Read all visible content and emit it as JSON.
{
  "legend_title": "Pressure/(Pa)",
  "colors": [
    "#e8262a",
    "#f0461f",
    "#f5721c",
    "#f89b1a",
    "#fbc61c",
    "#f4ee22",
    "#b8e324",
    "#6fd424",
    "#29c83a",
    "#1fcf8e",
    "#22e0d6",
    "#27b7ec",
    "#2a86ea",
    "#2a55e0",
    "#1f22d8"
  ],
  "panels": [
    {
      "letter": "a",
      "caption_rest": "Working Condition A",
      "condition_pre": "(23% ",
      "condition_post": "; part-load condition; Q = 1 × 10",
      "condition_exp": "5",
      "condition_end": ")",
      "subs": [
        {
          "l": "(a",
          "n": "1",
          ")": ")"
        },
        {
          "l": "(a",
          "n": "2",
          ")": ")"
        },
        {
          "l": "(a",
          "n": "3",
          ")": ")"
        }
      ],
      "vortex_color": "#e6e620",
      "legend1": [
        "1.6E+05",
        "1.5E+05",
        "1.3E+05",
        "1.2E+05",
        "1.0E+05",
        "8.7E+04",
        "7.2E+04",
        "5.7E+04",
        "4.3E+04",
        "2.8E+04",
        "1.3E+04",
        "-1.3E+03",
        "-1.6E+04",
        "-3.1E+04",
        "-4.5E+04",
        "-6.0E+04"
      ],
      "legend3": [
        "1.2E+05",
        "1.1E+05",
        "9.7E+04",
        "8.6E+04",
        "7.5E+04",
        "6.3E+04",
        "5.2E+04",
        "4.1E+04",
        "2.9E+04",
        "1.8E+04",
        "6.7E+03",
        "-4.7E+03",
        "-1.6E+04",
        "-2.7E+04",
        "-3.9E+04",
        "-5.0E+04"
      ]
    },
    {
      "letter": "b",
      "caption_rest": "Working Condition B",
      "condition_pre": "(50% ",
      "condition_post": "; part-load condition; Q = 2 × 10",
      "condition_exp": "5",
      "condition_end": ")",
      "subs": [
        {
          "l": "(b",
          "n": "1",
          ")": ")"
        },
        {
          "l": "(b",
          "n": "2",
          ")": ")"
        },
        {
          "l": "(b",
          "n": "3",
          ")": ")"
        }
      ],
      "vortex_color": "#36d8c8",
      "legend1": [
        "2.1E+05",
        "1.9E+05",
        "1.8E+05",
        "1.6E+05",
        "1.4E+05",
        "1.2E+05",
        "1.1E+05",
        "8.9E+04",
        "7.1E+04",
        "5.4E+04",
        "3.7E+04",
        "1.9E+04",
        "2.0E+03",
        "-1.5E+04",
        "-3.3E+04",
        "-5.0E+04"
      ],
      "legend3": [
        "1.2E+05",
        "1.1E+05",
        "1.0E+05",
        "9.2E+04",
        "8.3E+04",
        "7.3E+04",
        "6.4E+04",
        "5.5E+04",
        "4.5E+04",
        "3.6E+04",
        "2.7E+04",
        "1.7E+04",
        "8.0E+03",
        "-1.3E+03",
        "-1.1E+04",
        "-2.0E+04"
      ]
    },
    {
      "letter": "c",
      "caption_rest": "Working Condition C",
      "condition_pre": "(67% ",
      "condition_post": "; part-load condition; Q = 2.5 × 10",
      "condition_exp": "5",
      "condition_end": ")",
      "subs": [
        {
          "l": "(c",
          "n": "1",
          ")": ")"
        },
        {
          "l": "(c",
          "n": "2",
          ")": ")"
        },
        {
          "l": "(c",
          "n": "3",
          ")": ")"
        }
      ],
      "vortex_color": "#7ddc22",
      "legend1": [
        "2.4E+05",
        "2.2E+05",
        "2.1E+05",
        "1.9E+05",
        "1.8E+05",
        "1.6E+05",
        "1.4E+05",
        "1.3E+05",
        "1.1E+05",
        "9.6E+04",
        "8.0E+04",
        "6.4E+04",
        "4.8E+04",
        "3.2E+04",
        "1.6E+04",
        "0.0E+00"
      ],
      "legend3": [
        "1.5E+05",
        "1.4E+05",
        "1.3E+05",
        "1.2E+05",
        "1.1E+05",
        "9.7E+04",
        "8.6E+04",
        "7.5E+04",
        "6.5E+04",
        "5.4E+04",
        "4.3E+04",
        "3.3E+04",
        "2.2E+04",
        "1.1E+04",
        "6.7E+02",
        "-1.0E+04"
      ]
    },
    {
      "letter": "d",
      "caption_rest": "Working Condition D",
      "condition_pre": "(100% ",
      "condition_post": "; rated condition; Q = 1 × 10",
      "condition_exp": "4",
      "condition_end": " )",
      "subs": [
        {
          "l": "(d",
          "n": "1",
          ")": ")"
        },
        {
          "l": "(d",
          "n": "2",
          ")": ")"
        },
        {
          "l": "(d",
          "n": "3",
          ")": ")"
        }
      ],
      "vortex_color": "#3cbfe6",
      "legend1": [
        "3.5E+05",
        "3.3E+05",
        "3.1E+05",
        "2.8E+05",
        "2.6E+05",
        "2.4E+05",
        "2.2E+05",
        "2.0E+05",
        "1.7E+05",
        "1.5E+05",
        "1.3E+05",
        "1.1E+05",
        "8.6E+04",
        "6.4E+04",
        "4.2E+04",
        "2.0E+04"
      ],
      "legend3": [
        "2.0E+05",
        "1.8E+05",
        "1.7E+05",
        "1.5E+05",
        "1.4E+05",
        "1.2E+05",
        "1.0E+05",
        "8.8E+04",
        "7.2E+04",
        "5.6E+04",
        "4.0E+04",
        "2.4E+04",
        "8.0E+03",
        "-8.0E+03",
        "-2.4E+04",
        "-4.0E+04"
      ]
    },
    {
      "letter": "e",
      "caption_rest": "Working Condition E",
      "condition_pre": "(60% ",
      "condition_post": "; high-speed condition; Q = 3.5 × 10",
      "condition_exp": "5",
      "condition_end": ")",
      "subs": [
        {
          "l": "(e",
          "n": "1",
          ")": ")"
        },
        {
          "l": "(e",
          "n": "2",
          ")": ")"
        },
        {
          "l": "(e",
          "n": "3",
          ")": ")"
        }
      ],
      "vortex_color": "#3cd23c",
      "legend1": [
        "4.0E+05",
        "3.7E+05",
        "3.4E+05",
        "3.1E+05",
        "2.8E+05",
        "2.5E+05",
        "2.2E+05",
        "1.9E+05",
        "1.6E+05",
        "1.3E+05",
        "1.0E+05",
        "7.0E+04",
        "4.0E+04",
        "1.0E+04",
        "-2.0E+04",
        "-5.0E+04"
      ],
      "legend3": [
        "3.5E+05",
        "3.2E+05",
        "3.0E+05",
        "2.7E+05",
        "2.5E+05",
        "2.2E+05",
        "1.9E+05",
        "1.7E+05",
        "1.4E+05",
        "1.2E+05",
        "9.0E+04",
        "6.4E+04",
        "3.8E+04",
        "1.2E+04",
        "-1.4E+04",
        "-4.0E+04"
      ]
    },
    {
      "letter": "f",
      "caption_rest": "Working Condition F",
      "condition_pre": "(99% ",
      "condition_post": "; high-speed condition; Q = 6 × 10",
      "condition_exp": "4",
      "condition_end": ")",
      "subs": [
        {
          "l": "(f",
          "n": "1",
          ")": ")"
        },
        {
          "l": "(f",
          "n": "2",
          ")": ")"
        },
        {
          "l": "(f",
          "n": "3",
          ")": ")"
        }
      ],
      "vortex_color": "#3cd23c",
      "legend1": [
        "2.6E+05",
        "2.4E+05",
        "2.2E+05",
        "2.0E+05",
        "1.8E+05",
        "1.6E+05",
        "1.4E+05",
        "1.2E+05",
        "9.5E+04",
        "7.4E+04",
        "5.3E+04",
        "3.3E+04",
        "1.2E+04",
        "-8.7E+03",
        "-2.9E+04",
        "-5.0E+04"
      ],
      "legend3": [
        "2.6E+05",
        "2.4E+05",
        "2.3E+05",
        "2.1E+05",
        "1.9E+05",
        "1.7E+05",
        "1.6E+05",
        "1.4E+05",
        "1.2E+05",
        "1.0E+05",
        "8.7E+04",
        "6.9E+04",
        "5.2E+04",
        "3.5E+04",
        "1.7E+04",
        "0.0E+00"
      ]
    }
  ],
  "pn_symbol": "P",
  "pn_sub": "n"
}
────────────────────────────────────────
Aim:
Find the string "letter" in the records, then copy each line where it occurs.

Final answer:
      "letter": "a",
      "letter": "b",
      "letter": "c",
      "letter": "d",
      "letter": "e",
      "letter": "f",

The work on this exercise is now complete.